Instructions to follow:
Copy out all lines where "check" appears.

(Figure contents as structured data)
>> BEGIN

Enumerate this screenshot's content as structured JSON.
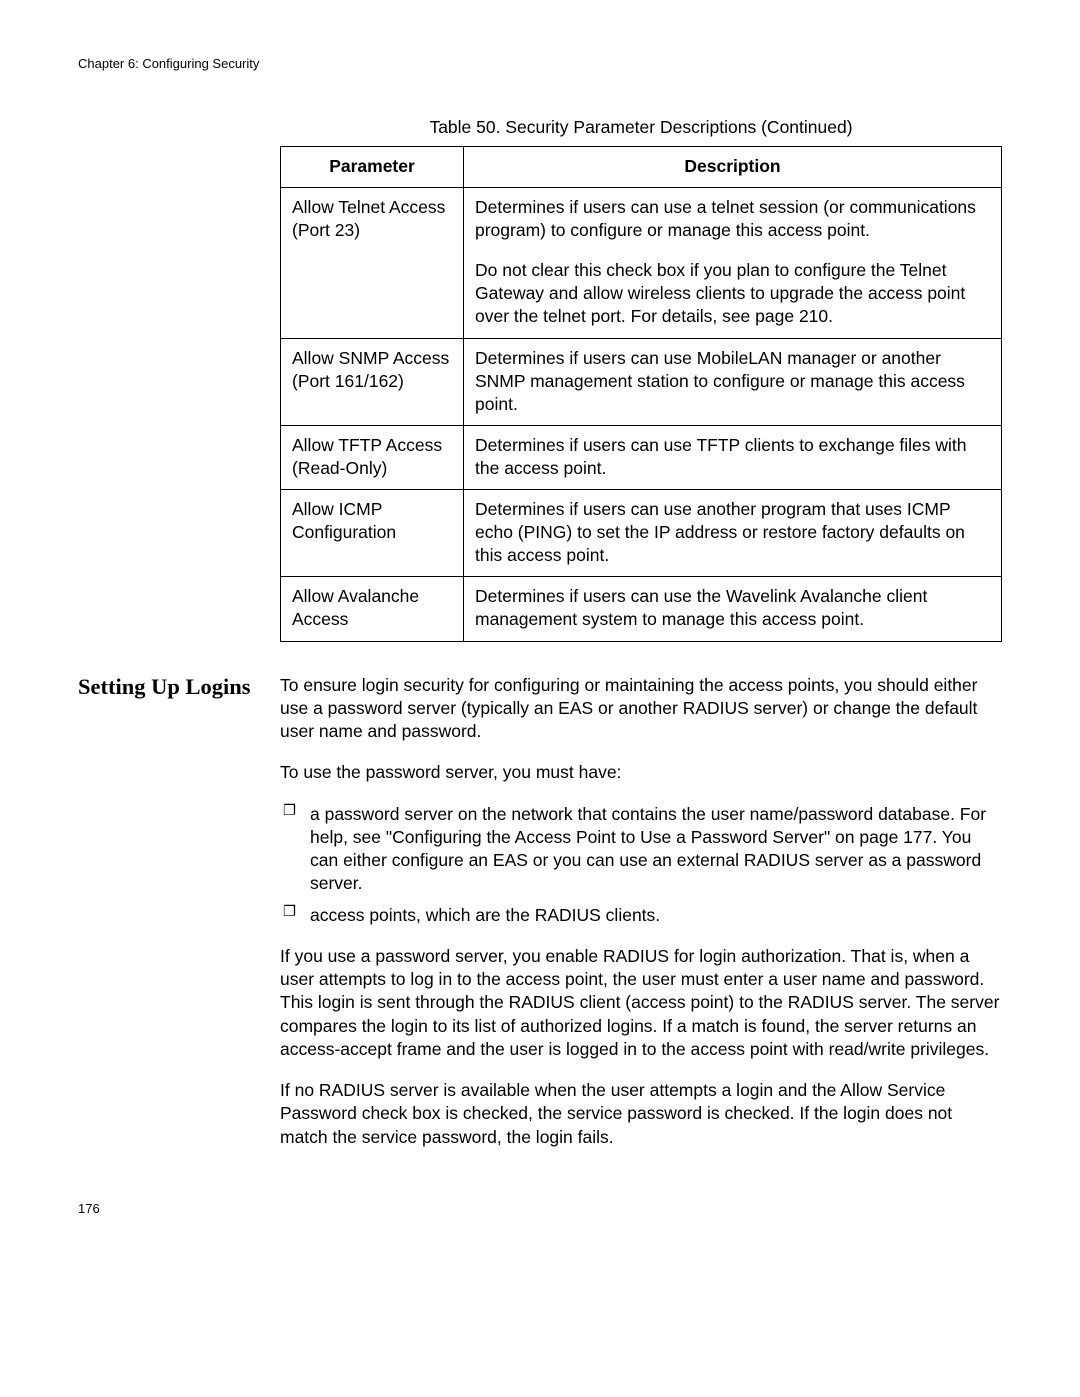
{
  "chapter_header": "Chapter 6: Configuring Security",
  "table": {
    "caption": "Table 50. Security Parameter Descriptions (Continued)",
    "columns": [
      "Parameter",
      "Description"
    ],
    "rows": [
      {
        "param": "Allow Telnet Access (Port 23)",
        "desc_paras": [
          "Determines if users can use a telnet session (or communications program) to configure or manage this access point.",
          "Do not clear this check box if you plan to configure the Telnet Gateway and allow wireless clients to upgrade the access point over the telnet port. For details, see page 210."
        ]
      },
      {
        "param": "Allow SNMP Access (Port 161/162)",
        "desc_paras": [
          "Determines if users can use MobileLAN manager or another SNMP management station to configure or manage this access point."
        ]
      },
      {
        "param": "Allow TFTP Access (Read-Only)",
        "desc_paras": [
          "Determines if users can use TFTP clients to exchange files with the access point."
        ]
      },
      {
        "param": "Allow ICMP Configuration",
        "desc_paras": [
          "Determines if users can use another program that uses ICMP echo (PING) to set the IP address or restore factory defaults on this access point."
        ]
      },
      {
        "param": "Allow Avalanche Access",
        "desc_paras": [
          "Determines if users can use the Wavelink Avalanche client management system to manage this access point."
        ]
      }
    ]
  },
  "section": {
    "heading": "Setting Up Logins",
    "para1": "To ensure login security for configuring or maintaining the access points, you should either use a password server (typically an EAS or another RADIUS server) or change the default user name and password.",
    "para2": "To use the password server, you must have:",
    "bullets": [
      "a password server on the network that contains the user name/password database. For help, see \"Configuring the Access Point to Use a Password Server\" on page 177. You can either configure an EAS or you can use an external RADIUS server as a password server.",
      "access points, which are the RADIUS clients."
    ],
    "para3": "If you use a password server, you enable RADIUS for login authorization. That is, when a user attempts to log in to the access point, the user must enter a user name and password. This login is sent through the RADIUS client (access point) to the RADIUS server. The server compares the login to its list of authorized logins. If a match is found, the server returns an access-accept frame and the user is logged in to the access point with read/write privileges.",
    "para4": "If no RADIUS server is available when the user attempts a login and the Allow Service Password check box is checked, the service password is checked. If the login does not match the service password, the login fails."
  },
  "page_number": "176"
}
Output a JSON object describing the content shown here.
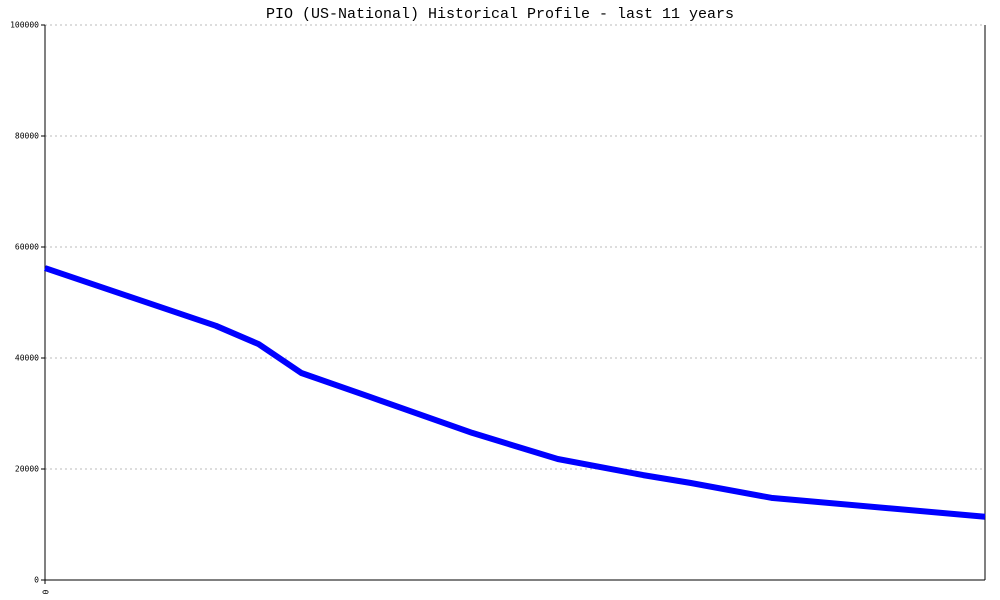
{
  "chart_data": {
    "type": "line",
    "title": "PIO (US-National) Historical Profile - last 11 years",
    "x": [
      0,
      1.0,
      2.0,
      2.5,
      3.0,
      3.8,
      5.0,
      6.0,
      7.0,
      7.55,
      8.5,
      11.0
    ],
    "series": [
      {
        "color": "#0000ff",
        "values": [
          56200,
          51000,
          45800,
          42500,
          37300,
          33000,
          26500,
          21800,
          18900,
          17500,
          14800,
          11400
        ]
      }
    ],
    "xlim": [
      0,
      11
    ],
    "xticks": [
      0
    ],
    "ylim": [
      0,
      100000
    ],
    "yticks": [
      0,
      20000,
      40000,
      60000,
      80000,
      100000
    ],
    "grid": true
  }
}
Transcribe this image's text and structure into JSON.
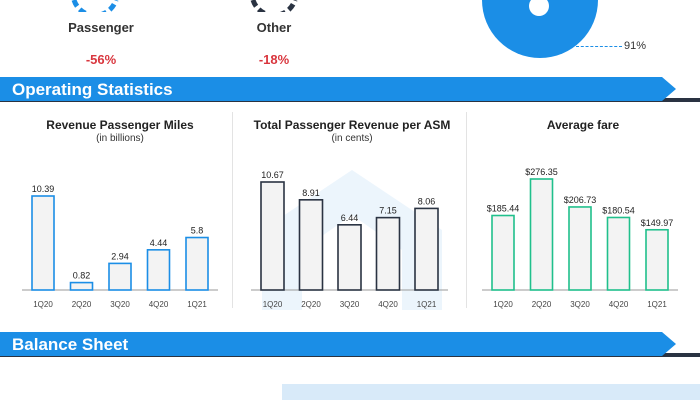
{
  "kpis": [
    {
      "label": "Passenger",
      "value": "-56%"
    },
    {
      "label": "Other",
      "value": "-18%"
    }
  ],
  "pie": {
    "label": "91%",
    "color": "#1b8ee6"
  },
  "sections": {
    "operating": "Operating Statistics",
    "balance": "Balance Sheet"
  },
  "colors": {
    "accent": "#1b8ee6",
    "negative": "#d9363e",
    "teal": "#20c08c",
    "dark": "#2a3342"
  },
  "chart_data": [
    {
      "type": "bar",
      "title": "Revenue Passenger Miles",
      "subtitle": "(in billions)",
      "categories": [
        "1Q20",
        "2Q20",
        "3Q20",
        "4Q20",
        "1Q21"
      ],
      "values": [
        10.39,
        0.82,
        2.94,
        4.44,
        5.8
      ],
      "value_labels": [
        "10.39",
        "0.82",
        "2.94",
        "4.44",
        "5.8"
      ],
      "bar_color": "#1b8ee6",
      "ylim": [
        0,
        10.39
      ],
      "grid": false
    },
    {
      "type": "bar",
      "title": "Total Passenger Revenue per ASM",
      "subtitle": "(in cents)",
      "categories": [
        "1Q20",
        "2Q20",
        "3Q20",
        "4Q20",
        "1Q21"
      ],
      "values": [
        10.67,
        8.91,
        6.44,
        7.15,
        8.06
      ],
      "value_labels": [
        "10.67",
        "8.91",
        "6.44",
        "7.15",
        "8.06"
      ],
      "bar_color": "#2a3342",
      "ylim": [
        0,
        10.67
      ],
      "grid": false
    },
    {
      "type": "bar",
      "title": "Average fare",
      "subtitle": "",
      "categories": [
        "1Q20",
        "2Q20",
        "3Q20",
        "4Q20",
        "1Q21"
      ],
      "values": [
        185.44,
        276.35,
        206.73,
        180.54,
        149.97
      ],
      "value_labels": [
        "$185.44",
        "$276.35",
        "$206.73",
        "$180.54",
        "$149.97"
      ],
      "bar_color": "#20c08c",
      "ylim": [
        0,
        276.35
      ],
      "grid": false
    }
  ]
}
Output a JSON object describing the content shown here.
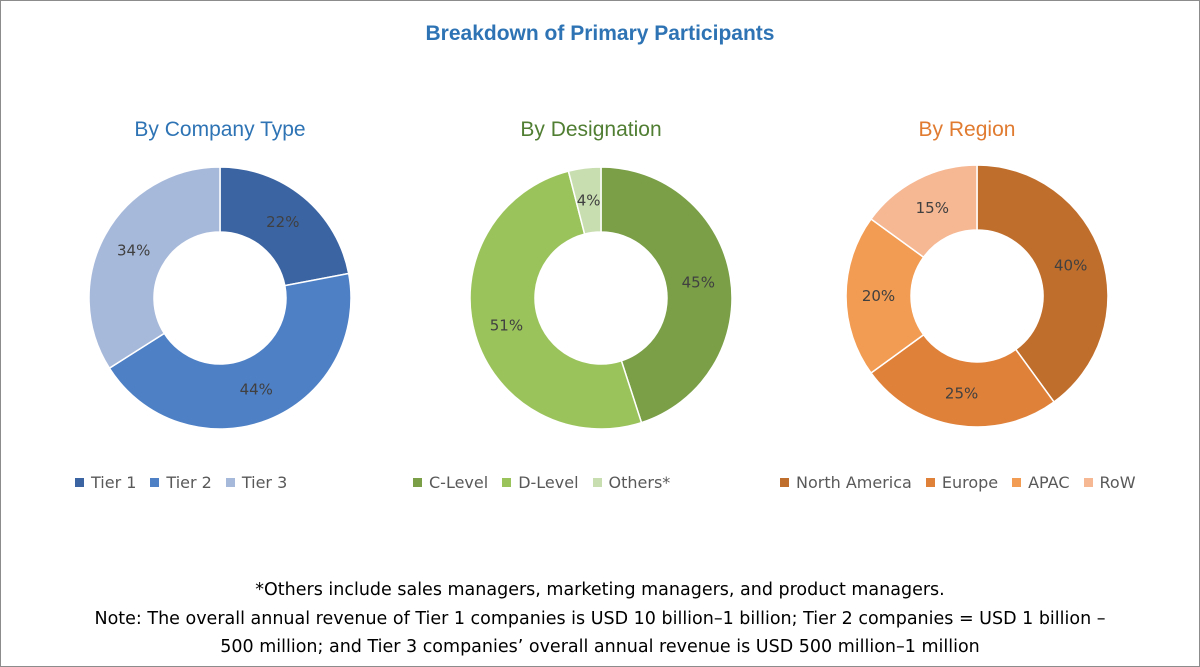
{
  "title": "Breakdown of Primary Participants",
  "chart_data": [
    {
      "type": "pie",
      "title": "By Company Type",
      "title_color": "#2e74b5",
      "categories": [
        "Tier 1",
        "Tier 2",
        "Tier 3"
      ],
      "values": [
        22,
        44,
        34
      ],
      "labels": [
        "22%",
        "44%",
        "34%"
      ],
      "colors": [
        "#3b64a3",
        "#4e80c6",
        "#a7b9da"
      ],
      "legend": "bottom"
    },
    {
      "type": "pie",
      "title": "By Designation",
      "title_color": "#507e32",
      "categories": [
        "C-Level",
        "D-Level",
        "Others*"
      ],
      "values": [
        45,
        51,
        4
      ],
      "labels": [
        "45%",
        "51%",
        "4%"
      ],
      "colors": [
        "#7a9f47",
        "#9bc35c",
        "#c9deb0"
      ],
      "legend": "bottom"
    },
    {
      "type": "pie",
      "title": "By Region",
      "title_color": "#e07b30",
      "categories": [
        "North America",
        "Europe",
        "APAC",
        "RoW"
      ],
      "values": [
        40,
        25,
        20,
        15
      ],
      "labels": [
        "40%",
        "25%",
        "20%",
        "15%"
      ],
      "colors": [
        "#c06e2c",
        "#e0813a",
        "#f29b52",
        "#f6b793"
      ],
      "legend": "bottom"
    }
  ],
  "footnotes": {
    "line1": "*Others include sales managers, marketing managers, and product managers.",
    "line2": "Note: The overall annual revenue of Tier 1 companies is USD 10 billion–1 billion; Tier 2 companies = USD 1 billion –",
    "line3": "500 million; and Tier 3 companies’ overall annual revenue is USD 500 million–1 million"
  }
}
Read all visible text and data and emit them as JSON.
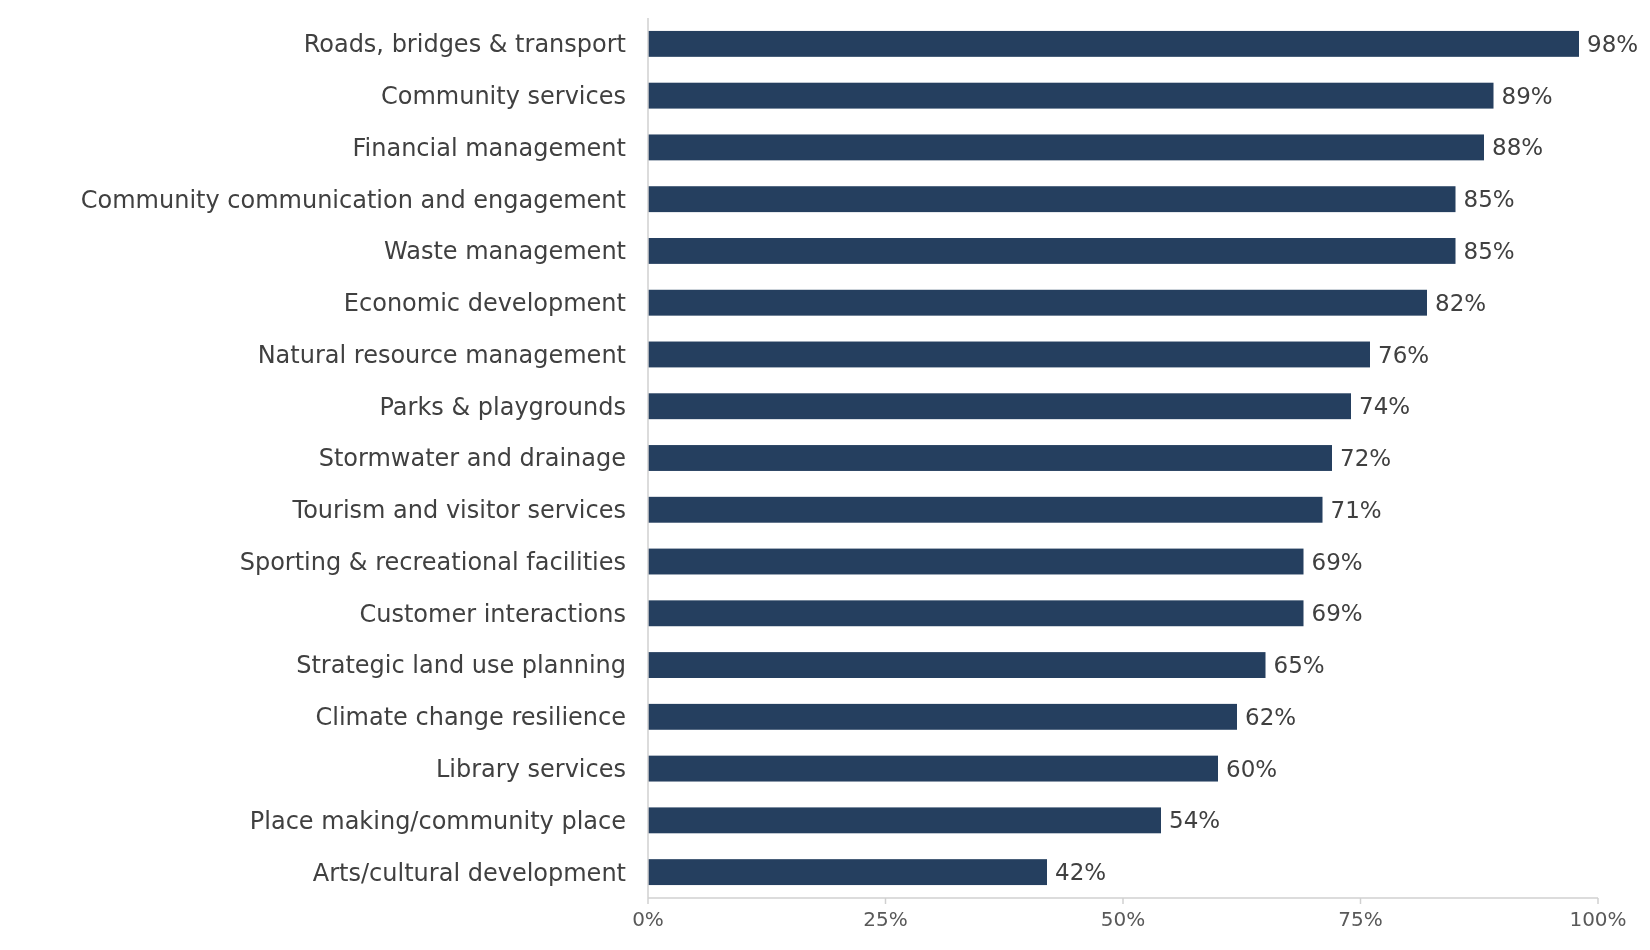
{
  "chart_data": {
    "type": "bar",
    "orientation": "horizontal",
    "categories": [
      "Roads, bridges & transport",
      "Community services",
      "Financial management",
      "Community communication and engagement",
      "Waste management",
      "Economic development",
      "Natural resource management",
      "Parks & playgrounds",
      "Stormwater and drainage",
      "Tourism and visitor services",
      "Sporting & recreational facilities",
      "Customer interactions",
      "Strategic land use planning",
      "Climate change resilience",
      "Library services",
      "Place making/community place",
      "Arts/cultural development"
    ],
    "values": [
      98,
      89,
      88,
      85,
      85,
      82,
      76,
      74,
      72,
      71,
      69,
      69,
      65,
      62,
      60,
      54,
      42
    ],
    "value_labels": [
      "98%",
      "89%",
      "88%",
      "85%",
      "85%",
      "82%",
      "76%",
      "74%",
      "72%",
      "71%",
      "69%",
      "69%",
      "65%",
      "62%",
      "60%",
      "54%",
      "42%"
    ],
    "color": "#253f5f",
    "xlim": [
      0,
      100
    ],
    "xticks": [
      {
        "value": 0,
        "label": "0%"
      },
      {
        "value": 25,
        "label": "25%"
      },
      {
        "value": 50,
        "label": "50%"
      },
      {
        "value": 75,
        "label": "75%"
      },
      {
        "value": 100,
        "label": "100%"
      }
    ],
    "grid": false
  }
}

>> END

Task response:
          "Do not clear this check box if you plan to configure the Telnet Gateway and allow wireless clients to upgrade the access point over the telnet port. For details, see page 210."
    "para4": "If no RADIUS server is available when the user attempts a login and the Allow Service Password check box is checked, the service password is checked. If the login does not match the service password, the login fails."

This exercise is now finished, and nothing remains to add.